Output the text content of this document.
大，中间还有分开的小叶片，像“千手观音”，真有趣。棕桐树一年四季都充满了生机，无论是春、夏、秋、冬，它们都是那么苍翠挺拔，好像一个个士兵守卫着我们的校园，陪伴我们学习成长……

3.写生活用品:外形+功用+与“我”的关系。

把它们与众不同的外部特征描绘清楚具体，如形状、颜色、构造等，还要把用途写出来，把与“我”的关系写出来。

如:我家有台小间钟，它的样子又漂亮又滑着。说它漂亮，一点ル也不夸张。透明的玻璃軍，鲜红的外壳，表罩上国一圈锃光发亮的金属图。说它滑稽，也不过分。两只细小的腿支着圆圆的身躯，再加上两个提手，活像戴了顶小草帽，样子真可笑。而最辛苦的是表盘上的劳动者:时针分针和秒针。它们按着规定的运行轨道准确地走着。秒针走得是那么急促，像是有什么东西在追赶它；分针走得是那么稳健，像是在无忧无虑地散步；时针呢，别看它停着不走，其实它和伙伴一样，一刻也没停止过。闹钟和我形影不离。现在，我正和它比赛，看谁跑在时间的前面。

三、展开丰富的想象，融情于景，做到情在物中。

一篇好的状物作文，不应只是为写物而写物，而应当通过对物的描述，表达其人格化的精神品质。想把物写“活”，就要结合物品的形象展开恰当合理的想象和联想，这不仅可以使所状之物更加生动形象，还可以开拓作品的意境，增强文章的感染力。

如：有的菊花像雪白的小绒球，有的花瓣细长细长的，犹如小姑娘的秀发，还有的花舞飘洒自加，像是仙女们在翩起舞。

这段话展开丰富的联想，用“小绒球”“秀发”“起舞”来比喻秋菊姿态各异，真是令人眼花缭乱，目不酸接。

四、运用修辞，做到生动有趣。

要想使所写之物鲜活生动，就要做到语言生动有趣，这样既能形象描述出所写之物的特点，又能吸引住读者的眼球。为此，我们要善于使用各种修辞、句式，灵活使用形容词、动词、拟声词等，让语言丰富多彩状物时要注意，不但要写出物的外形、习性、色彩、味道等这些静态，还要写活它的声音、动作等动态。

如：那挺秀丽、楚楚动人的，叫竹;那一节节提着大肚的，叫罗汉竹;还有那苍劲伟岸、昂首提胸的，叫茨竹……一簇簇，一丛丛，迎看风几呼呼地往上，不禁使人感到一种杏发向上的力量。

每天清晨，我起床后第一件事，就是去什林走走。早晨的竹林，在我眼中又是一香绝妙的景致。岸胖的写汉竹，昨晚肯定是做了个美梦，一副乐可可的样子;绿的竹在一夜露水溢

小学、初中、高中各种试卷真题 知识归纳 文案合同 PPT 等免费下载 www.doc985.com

------------------------------------------------------------------------

Write out the whole listing exactly.

Output the text content of this document.
大，中间还有分开的小叶片，像“千手观音”，真有趣。棕桐树一年四季都充满了生机，无论是春、夏、秋、冬，它们都是那么苍翠挺拔，好像一个个士兵守卫着我们的校园，陪伴我们学习成长……

3.写生活用品:外形+功用+与“我”的关系。

把它们与众不同的外部特征描绘清楚具体，如形状、颜色、构造等，还要把用途写出来，把与“我”的关系写出来。

如:我家有台小间钟，它的样子又漂亮又滑着。说它漂亮，一点ル也不夸张。透明的玻璃軍，鲜红的外壳，表罩上国一圈锃光发亮的金属图。说它滑稽，也不过分。两只细小的腿支着圆圆的身躯，再加上两个提手，活像戴了顶小草帽，样子真可笑。而最辛苦的是表盘上的劳动者:时针分针和秒针。它们按着规定的运行轨道准确地走着。秒针走得是那么急促，像是有什么东西在追赶它；分针走得是那么稳健，像是在无忧无虑地散步；时针呢，别看它停着不走，其实它和伙伴一样，一刻也没停止过。闹钟和我形影不离。现在，我正和它比赛，看谁跑在时间的前面。

三、展开丰富的想象，融情于景，做到情在物中。

一篇好的状物作文，不应只是为写物而写物，而应当通过对物的描述，表达其人格化的精神品质。想把物写“活”，就要结合物品的形象展开恰当合理的想象和联想，这不仅可以使所状之物更加生动形象，还可以开拓作品的意境，增强文章的感染力。

如：有的菊花像雪白的小绒球，有的花瓣细长细长的，犹如小姑娘的秀发，还有的花舞飘洒自加，像是仙女们在翩起舞。

这段话展开丰富的联想，用“小绒球”“秀发”“起舞”来比喻秋菊姿态各异，真是令人眼花缭乱，目不酸接。

四、运用修辞，做到生动有趣。

要想使所写之物鲜活生动，就要做到语言生动有趣，这样既能形象描述出所写之物的特点，又能吸引住读者的眼球。为此，我们要善于使用各种修辞、句式，灵活使用形容词、动词、拟声词等，让语言丰富多彩状物时要注意，不但要写出物的外形、习性、色彩、味道等这些静态，还要写活它的声音、动作等动态。

如：那挺秀丽、楚楚动人的，叫竹;那一节节提着大肚的，叫罗汉竹;还有那苍劲伟岸、昂首提胸的，叫茨竹……一簇簇，一丛丛，迎看风几呼呼地往上，不禁使人感到一种杏发向上的力量。

每天清晨，我起床后第一件事，就是去什林走走。早晨的竹林，在我眼中又是一香绝妙的景致。岸胖的写汉竹，昨晚肯定是做了个美梦，一副乐可可的样子;绿的竹在一夜露水溢

小学、初中、高中各种试卷真题 知识归纳 文案合同 PPT 等免费下载 www.doc985.com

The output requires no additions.